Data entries
____
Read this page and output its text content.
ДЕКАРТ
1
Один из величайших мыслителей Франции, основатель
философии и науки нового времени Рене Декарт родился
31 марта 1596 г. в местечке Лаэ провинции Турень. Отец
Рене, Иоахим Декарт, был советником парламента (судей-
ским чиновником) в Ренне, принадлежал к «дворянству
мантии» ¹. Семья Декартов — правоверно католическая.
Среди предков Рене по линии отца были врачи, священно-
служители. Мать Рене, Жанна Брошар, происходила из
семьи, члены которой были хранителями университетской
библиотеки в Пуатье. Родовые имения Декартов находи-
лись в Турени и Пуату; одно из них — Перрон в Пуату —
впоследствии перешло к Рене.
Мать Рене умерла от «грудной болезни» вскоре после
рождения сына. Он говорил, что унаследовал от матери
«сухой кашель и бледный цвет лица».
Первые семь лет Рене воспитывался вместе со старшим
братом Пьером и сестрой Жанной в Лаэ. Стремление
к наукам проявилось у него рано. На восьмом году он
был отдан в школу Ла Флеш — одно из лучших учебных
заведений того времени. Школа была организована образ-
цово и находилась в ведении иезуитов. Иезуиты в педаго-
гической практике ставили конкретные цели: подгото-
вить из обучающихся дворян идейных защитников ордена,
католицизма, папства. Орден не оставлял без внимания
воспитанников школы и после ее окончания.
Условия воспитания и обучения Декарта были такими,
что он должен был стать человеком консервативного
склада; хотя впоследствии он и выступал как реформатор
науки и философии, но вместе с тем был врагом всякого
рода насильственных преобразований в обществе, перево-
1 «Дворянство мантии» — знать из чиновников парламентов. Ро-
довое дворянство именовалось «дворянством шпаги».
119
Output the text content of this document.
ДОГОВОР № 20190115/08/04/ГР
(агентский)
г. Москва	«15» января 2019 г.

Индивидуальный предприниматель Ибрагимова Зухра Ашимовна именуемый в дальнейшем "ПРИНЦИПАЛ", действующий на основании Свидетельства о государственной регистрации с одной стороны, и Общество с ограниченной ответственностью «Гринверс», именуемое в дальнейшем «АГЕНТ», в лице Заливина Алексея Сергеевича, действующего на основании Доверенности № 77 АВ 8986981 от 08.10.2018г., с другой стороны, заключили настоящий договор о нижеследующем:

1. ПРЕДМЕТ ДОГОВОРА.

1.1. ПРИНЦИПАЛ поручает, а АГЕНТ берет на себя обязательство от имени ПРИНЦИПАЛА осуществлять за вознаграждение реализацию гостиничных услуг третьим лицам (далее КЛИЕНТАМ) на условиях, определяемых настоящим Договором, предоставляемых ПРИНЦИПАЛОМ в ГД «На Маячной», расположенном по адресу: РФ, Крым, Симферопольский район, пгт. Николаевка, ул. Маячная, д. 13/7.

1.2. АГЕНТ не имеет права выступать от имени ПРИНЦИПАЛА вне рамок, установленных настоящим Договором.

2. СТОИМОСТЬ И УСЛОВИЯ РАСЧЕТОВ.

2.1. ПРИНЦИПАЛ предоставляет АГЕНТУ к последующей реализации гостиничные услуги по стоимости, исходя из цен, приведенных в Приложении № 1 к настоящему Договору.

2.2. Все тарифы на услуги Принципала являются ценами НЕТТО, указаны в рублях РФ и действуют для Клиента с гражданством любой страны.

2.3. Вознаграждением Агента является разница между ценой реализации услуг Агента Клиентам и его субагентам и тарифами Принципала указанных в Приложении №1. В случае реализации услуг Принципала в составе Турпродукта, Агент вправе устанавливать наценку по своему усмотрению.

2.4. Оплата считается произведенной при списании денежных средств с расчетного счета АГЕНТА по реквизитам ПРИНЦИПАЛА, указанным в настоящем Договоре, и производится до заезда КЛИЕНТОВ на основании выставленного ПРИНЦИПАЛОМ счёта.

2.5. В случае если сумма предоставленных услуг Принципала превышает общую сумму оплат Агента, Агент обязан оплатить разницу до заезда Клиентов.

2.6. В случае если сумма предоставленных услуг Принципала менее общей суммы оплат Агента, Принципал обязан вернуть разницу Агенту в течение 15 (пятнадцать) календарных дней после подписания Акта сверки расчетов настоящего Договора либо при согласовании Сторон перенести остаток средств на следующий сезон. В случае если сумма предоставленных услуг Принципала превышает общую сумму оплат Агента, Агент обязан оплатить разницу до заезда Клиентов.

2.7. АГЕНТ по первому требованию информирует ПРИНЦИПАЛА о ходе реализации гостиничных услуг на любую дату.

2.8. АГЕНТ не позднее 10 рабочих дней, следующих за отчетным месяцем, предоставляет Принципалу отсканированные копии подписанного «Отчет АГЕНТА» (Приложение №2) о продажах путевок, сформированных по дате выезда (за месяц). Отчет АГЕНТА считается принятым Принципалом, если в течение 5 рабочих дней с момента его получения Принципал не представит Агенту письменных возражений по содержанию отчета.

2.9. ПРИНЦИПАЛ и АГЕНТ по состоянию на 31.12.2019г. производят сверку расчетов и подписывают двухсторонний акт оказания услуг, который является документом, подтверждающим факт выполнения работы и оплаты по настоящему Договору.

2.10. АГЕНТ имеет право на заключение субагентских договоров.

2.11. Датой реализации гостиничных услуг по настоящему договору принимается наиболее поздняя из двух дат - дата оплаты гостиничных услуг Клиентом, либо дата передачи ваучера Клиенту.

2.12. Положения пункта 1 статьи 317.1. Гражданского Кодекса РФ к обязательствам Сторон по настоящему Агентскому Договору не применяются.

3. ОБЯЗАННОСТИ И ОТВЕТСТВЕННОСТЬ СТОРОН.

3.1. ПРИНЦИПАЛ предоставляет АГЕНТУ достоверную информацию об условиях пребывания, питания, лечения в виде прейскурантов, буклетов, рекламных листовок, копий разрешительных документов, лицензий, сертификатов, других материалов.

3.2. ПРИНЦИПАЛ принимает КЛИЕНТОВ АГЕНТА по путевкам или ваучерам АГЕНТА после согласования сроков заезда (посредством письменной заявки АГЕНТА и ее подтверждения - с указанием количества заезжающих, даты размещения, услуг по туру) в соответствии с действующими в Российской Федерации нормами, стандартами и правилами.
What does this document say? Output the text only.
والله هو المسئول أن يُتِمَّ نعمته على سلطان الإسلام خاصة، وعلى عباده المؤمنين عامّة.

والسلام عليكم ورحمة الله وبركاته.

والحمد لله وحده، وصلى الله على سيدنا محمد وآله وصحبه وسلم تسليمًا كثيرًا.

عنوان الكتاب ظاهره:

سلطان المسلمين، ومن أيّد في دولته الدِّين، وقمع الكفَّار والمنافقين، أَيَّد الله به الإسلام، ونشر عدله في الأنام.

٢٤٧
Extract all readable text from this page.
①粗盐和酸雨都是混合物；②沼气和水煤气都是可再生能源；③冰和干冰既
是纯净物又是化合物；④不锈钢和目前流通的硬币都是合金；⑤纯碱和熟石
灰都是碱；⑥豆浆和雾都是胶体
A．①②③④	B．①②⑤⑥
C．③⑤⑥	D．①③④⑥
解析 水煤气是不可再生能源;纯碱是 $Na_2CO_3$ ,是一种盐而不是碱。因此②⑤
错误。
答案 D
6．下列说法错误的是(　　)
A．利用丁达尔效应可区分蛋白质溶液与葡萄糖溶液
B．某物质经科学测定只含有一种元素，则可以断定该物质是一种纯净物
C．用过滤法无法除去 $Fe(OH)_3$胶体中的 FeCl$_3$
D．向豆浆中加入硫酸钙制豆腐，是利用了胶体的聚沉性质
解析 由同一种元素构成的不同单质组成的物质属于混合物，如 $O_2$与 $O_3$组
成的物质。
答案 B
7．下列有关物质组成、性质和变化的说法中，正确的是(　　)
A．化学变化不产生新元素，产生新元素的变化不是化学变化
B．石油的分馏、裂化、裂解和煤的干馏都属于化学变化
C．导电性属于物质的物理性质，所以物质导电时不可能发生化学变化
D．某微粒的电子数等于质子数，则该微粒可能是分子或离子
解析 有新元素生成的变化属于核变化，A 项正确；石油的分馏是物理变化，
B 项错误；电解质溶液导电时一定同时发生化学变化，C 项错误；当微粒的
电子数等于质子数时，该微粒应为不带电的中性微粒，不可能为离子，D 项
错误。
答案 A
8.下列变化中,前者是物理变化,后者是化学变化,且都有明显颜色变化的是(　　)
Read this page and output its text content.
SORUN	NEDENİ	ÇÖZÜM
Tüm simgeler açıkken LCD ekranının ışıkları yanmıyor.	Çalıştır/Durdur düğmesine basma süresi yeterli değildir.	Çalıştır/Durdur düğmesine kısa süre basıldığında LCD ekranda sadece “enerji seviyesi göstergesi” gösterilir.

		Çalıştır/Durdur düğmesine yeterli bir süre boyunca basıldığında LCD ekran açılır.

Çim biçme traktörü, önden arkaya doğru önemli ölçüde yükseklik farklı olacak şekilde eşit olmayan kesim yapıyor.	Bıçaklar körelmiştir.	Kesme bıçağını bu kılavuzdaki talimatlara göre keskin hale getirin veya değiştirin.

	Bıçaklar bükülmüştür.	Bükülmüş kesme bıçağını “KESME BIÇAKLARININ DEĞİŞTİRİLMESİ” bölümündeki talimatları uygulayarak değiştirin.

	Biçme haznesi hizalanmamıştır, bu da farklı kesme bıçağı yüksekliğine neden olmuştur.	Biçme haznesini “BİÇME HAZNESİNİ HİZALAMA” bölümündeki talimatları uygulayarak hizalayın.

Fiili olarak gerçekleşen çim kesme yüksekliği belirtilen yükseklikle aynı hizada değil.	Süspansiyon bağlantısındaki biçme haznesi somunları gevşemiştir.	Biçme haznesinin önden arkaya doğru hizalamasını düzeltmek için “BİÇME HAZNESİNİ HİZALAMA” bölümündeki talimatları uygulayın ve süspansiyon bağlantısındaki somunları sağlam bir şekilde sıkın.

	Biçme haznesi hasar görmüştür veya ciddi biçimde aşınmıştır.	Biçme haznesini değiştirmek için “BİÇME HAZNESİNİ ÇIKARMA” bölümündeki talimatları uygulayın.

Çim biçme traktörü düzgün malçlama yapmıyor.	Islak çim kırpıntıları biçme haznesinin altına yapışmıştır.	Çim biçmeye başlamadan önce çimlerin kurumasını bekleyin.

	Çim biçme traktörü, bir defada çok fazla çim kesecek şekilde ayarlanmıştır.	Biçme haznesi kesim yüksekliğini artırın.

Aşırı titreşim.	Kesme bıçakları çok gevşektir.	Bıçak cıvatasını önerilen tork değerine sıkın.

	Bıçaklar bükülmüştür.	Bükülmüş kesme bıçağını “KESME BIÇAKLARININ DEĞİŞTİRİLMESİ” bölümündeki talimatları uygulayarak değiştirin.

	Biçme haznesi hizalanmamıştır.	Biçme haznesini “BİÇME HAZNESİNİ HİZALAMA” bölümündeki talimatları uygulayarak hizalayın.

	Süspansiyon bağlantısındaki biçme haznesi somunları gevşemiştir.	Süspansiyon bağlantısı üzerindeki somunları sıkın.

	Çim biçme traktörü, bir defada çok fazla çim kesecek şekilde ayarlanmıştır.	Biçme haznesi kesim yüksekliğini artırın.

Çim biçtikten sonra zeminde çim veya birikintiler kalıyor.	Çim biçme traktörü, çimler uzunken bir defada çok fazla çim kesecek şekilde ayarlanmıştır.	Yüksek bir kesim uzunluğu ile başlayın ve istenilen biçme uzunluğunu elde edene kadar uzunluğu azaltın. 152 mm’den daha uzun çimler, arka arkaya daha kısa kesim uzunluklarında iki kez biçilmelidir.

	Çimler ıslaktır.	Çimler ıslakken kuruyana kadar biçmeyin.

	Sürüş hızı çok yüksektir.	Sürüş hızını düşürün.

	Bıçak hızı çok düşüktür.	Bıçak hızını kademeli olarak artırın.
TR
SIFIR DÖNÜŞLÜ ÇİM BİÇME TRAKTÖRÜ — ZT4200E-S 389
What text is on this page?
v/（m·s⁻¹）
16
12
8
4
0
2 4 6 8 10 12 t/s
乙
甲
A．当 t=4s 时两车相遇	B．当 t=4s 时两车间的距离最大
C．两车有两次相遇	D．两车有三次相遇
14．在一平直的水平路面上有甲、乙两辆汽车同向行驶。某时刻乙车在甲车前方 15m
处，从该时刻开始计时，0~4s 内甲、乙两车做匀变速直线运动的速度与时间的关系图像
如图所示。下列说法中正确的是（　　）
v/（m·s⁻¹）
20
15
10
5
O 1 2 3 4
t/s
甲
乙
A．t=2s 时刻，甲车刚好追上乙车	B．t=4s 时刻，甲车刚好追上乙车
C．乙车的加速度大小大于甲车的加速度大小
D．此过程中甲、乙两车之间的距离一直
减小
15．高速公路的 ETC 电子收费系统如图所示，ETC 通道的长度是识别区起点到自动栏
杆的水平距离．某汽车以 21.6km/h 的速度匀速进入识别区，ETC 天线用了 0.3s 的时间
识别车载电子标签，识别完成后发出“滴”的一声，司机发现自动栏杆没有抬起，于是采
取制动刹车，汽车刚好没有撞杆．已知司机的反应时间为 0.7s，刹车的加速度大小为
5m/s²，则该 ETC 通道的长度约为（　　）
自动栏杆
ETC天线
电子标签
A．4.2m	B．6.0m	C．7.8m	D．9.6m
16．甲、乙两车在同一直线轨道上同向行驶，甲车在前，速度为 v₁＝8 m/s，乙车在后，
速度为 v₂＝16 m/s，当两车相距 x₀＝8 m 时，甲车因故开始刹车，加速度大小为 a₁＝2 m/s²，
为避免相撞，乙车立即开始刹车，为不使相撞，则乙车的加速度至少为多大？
____
> [Exercise aim]:
Find the word "hizalanmamıştır" in the entries above and gather every line that holds it.

> [Expected answer]:
	Biçme haznesi hizalanmamıştır, bu da farklı kesme bıçağı yüksekliğine neden olmuştur.	Biçme haznesini “BİÇME HAZNESİNİ HİZALAMA” bölümündeki talimatları uygulayarak hizalayın.
	Biçme haznesi hizalanmamıştır.	Biçme haznesini “BİÇME HAZNESİNİ HİZALAMA” bölümündeki talimatları uygulayarak hizalayın.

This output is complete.